● **Your objective**
Within the records that follow, find every line containing the string "upon". Copy those lines.

┄┄┄┄┄┄┄┄┄┄

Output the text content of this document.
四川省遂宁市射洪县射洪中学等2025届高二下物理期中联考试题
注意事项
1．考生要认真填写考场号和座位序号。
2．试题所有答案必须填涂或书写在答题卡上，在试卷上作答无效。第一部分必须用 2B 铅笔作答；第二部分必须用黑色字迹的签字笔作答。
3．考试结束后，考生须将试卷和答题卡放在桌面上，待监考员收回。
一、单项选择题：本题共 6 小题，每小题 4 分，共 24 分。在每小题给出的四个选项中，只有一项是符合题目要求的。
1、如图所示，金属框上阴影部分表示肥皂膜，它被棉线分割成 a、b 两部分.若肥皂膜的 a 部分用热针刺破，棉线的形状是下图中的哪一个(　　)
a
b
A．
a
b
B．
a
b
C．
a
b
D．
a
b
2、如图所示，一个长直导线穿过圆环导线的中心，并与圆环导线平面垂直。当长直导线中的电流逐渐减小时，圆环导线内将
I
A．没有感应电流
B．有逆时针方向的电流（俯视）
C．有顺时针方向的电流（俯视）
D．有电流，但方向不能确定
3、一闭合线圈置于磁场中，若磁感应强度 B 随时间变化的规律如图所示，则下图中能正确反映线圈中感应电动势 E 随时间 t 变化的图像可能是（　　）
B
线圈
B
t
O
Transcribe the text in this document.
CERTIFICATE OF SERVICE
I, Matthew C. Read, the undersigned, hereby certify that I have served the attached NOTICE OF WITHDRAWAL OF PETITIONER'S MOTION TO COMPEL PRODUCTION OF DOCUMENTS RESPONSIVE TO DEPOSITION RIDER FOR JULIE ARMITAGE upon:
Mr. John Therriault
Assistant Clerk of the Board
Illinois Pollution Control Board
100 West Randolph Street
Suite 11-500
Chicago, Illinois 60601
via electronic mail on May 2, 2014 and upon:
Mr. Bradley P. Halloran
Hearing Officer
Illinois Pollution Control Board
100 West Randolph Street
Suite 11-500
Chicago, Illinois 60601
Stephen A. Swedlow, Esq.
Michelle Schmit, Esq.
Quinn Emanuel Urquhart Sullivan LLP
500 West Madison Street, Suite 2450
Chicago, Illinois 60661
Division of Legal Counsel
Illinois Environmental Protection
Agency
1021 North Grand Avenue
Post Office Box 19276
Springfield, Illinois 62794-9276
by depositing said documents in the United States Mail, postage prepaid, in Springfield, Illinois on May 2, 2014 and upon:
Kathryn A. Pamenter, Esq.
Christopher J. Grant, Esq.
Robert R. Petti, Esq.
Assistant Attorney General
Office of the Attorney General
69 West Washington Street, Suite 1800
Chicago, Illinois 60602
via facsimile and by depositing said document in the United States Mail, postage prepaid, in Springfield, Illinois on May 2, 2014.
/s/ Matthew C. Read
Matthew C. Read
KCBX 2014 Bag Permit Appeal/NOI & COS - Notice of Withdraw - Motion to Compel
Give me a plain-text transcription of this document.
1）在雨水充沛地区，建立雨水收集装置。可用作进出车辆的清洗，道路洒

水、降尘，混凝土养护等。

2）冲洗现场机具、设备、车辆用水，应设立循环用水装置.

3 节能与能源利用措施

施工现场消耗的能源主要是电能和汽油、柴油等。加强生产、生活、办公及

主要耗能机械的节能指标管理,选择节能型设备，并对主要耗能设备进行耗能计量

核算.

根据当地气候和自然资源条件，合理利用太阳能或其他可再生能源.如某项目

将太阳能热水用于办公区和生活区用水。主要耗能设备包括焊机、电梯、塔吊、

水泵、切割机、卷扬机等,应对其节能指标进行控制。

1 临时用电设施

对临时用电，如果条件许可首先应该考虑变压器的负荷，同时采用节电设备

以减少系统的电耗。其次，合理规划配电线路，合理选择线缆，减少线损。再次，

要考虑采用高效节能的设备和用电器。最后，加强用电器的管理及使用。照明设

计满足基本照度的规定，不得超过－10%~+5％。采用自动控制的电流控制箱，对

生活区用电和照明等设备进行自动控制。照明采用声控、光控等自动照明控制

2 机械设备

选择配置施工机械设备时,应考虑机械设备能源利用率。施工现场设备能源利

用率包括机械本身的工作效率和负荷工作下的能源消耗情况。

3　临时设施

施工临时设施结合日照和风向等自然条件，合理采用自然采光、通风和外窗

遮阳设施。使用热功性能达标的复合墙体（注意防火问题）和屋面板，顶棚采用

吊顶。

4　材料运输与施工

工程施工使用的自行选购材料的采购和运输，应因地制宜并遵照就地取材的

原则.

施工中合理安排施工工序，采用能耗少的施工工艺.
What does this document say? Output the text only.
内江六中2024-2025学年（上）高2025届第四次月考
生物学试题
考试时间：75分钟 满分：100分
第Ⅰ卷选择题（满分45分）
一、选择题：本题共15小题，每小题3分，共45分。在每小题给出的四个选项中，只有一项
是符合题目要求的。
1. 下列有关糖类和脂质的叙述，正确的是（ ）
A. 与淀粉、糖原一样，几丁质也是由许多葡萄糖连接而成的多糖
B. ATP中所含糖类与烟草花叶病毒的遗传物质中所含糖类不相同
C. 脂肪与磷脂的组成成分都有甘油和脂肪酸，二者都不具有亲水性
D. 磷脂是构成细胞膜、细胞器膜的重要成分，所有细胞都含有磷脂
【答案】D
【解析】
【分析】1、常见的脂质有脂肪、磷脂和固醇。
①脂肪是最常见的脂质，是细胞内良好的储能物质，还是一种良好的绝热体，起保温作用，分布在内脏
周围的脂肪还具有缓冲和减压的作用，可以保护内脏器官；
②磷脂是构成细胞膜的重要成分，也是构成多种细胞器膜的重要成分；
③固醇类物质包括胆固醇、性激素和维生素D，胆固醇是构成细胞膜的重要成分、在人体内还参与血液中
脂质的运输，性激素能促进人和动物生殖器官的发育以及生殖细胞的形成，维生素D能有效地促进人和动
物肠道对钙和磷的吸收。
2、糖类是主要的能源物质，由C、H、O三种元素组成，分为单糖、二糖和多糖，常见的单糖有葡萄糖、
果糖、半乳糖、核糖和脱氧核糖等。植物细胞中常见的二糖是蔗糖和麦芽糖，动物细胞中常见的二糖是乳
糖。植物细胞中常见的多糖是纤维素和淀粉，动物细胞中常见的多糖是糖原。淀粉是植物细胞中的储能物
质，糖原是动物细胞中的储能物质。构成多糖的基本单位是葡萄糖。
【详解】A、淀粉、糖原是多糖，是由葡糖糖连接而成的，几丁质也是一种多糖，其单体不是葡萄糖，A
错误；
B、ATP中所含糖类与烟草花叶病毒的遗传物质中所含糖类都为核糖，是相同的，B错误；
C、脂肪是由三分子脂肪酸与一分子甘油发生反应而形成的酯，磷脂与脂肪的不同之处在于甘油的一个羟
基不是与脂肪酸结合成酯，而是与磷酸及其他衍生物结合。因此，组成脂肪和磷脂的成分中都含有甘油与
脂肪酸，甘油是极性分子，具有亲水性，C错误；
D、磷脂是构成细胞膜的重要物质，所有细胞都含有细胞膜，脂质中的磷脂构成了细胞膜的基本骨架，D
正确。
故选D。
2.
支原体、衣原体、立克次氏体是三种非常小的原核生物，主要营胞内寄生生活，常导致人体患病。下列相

┄┄┄┄┄┄┄┄┄┄

● **Exercise result**
I, Matthew C. Read, the undersigned, hereby certify that I have served the attached NOTICE OF WITHDRAWAL OF PETITIONER'S MOTION TO COMPEL PRODUCTION OF DOCUMENTS RESPONSIVE TO DEPOSITION RIDER FOR JULIE ARMITAGE upon:
via electronic mail on May 2, 2014 and upon:
by depositing said documents in the United States Mail, postage prepaid, in Springfield, Illinois on May 2, 2014 and upon:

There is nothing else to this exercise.